Task details: Take all the material and copy it exactly.

Excerpts from a figure dataset:
◆ ◆ ◆
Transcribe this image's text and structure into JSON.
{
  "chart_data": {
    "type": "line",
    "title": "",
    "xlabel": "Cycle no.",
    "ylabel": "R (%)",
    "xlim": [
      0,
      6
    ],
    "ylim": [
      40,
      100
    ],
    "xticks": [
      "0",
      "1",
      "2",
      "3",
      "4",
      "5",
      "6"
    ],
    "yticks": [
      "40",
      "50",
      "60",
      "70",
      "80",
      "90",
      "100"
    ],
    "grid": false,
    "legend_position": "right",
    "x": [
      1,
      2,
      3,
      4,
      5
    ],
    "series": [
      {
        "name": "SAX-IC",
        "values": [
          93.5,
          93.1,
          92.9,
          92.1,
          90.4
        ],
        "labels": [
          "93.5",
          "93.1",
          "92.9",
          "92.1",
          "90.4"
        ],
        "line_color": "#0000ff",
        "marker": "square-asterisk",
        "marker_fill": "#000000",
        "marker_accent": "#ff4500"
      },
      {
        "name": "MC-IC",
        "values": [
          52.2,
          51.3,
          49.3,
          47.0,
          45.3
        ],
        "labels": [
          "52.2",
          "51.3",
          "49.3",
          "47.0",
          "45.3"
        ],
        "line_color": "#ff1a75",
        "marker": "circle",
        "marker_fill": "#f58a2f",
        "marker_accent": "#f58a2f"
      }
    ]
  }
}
◆ ◆ ◆
Exercise result:
Transcribe this image's text and structure into JSON.
{
  "chart_data": {
    "type": "line",
    "title": "",
    "xlabel": "Cycle no.",
    "ylabel": "R (%)",
    "xlim": [
      0,
      6
    ],
    "ylim": [
      40,
      100
    ],
    "xticks": [
      "0",
      "1",
      "2",
      "3",
      "4",
      "5",
      "6"
    ],
    "yticks": [
      "40",
      "50",
      "60",
      "70",
      "80",
      "90",
      "100"
    ],
    "grid": false,
    "legend_position": "right",
    "x": [
      1,
      2,
      3,
      4,
      5
    ],
    "series": [
      {
        "name": "SAX-IC",
        "values": [
          93.5,
          93.1,
          92.9,
          92.1,
          90.4
        ],
        "labels": [
          "93.5",
          "93.1",
          "92.9",
          "92.1",
          "90.4"
        ],
        "line_color": "#0000ff",
        "marker": "square-asterisk",
        "marker_fill": "#000000",
        "marker_accent": "#ff4500"
      },
      {
        "name": "MC-IC",
        "values": [
          52.2,
          51.3,
          49.3,
          47.0,
          45.3
        ],
        "labels": [
          "52.2",
          "51.3",
          "49.3",
          "47.0",
          "45.3"
        ],
        "line_color": "#ff1a75",
        "marker": "circle",
        "marker_fill": "#f58a2f",
        "marker_accent": "#f58a2f"
      }
    ]
  }
}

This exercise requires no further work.